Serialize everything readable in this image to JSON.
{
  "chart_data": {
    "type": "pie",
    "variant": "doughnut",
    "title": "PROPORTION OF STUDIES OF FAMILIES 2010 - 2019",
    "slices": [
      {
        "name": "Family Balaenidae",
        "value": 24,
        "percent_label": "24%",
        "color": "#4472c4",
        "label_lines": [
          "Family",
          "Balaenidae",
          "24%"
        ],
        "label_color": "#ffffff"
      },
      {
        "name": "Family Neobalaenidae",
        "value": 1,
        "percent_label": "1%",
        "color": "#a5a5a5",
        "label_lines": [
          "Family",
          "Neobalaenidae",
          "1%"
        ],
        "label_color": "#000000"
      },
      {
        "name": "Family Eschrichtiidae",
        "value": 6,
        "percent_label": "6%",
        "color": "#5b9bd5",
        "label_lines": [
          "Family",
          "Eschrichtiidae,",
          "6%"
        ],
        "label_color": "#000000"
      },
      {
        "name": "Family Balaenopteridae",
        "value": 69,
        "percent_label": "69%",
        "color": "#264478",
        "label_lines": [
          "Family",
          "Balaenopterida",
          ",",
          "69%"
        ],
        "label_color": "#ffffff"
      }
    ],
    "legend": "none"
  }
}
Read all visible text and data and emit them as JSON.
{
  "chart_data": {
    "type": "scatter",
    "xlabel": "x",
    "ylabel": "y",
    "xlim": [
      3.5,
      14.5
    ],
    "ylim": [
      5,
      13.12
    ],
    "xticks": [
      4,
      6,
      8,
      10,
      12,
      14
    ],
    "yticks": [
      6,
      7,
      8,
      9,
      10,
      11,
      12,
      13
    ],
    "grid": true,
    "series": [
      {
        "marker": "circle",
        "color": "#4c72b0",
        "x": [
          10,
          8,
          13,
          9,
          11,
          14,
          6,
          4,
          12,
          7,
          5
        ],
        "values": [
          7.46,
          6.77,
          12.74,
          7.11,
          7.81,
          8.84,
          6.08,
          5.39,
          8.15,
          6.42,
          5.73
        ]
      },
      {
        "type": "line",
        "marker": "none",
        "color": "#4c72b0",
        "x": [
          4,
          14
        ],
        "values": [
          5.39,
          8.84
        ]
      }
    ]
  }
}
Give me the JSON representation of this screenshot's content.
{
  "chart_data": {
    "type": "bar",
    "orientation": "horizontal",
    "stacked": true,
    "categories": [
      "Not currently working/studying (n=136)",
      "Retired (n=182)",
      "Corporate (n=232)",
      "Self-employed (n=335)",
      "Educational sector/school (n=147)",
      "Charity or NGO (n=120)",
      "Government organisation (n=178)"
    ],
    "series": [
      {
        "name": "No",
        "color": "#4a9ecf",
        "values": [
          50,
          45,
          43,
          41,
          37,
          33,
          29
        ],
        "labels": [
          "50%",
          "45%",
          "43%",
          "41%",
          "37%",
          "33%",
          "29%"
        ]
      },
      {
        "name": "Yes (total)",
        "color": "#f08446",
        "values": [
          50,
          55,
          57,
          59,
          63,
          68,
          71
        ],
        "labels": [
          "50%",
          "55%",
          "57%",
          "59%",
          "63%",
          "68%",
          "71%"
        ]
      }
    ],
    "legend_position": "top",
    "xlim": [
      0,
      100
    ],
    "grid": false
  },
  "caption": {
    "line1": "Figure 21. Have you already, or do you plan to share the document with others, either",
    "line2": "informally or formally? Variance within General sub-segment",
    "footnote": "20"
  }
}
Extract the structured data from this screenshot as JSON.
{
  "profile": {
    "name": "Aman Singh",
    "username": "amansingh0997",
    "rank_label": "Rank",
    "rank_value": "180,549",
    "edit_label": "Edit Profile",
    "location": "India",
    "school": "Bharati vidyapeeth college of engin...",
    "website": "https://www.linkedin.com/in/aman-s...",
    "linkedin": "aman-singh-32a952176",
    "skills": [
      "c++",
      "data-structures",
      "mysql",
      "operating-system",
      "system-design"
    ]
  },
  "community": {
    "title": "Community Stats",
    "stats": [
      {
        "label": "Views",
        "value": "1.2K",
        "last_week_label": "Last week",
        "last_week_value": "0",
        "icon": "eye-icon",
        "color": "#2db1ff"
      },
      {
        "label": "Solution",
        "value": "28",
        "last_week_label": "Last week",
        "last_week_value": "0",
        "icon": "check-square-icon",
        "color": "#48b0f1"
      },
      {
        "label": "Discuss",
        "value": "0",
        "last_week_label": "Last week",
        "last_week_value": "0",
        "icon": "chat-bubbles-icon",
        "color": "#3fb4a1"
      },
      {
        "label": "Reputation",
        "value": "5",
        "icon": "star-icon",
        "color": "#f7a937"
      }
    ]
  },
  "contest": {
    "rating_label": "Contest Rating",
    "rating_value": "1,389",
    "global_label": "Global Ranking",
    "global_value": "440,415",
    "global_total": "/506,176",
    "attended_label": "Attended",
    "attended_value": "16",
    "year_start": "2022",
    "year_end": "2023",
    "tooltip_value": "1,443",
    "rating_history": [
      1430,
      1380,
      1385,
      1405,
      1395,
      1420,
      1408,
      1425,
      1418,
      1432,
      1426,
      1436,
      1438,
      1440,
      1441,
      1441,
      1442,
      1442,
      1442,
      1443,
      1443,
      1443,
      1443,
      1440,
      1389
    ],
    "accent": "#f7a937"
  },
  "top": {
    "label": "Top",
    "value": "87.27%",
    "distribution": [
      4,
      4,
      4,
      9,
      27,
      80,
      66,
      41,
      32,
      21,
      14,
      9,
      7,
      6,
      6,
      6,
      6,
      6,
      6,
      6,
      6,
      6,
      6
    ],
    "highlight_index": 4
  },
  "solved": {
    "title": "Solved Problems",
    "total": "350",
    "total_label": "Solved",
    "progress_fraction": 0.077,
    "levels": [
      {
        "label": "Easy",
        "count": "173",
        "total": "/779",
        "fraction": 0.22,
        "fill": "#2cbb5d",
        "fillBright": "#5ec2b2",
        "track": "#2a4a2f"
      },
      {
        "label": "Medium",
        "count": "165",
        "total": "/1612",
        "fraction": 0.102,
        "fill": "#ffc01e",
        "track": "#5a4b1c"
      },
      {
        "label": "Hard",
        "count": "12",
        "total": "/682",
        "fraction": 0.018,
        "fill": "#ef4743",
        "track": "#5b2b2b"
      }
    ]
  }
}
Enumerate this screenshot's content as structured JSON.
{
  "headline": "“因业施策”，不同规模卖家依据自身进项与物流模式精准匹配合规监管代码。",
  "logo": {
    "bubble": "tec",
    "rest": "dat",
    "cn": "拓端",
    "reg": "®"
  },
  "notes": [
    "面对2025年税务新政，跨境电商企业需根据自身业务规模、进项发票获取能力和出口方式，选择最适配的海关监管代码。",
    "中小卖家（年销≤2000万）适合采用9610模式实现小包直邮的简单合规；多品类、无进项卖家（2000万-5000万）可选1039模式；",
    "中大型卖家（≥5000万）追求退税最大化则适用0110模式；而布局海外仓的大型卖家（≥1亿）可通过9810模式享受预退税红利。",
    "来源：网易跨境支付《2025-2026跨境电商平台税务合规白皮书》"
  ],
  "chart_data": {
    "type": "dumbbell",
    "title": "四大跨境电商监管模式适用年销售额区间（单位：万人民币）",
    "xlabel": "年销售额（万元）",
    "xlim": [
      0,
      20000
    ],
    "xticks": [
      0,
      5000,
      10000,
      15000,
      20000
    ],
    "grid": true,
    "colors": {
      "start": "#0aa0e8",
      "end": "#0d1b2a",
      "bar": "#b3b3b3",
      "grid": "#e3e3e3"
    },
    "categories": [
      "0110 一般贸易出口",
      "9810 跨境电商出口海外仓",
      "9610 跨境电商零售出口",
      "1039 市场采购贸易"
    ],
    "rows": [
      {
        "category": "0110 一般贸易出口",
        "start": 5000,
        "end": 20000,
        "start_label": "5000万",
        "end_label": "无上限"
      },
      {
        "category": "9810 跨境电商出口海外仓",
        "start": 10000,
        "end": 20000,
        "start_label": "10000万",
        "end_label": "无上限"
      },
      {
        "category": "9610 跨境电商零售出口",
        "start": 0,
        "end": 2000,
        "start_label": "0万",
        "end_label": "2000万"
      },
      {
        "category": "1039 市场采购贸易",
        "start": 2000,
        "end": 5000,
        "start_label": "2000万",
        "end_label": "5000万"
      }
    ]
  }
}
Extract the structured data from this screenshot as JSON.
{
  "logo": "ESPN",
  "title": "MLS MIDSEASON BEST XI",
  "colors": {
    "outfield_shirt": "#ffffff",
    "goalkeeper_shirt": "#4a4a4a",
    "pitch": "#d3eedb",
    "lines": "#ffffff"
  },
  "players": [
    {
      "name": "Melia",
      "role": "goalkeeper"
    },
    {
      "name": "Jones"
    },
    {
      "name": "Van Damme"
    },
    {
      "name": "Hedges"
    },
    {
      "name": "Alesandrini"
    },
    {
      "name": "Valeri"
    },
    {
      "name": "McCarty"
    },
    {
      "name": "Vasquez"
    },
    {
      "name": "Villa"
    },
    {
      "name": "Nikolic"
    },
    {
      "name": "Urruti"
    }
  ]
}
---
Gather each line holding the string "this".

◆ Problem solution
Serialize everything readable in this image to JSON.
Give me the JSON representation of this screenshot's content.
Extract the structured data from this screenshot as JSON.
Enumerate this screenshot's content as structured JSON.
Extract the structured data from this screenshot as JSON.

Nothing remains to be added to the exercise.